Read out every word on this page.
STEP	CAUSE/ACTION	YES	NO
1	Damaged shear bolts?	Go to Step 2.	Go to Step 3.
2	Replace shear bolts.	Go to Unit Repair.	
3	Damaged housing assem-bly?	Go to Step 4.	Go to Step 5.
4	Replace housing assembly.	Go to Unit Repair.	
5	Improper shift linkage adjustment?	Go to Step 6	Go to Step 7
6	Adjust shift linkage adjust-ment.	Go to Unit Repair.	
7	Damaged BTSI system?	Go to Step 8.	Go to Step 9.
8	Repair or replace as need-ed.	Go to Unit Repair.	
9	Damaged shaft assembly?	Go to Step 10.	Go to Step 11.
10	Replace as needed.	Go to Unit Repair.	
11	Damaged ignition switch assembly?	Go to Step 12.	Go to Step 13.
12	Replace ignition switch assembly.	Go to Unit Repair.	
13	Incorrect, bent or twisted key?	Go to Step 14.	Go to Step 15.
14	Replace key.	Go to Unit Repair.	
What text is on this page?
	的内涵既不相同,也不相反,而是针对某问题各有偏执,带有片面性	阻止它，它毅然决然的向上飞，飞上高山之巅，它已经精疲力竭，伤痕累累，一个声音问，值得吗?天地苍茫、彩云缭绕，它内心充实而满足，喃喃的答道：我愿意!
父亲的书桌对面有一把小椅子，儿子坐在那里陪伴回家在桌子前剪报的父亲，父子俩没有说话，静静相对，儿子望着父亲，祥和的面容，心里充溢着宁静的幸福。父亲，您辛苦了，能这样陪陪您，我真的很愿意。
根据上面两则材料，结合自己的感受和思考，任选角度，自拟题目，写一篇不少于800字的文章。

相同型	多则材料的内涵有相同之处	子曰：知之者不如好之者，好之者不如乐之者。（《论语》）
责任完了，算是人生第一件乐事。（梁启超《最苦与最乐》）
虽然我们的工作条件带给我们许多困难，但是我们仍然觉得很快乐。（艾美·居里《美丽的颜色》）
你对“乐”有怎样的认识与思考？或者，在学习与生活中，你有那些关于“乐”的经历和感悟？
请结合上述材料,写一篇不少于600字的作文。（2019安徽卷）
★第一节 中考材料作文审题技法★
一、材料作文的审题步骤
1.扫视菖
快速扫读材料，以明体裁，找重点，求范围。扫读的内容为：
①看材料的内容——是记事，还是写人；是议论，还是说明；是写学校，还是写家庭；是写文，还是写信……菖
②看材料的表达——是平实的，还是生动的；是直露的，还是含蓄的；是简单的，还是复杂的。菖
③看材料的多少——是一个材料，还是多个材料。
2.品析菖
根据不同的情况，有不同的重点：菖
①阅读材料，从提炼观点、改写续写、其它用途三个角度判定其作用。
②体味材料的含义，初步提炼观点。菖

Aim of the exercise:
Retype the whole listing, matching it exactly.

Result for this task:
Read out every word on this page.
STEP	CAUSE/ACTION	YES	NO
1	Damaged shear bolts?	Go to Step 2.	Go to Step 3.
2	Replace shear bolts.	Go to Unit Repair.	
3	Damaged housing assem-bly?	Go to Step 4.	Go to Step 5.
4	Replace housing assembly.	Go to Unit Repair.	
5	Improper shift linkage adjustment?	Go to Step 6	Go to Step 7
6	Adjust shift linkage adjust-ment.	Go to Unit Repair.	
7	Damaged BTSI system?	Go to Step 8.	Go to Step 9.
8	Repair or replace as need-ed.	Go to Unit Repair.	
9	Damaged shaft assembly?	Go to Step 10.	Go to Step 11.
10	Replace as needed.	Go to Unit Repair.	
11	Damaged ignition switch assembly?	Go to Step 12.	Go to Step 13.
12	Replace ignition switch assembly.	Go to Unit Repair.	
13	Incorrect, bent or twisted key?	Go to Step 14.	Go to Step 15.
14	Replace key.	Go to Unit Repair.	
What text is on this page?
	的内涵既不相同,也不相反,而是针对某问题各有偏执,带有片面性	阻止它，它毅然决然的向上飞，飞上高山之巅，它已经精疲力竭，伤痕累累，一个声音问，值得吗?天地苍茫、彩云缭绕，它内心充实而满足，喃喃的答道：我愿意!
父亲的书桌对面有一把小椅子，儿子坐在那里陪伴回家在桌子前剪报的父亲，父子俩没有说话，静静相对，儿子望着父亲，祥和的面容，心里充溢着宁静的幸福。父亲，您辛苦了，能这样陪陪您，我真的很愿意。
根据上面两则材料，结合自己的感受和思考，任选角度，自拟题目，写一篇不少于800字的文章。

相同型	多则材料的内涵有相同之处	子曰：知之者不如好之者，好之者不如乐之者。（《论语》）
责任完了，算是人生第一件乐事。（梁启超《最苦与最乐》）
虽然我们的工作条件带给我们许多困难，但是我们仍然觉得很快乐。（艾美·居里《美丽的颜色》）
你对“乐”有怎样的认识与思考？或者，在学习与生活中，你有那些关于“乐”的经历和感悟？
请结合上述材料,写一篇不少于600字的作文。（2019安徽卷）
★第一节 中考材料作文审题技法★
一、材料作文的审题步骤
1.扫视菖
快速扫读材料，以明体裁，找重点，求范围。扫读的内容为：
①看材料的内容——是记事，还是写人；是议论，还是说明；是写学校，还是写家庭；是写文，还是写信……菖
②看材料的表达——是平实的，还是生动的；是直露的，还是含蓄的；是简单的，还是复杂的。菖
③看材料的多少——是一个材料，还是多个材料。
2.品析菖
根据不同的情况，有不同的重点：菖
①阅读材料，从提炼观点、改写续写、其它用途三个角度判定其作用。
②体味材料的含义，初步提炼观点。菖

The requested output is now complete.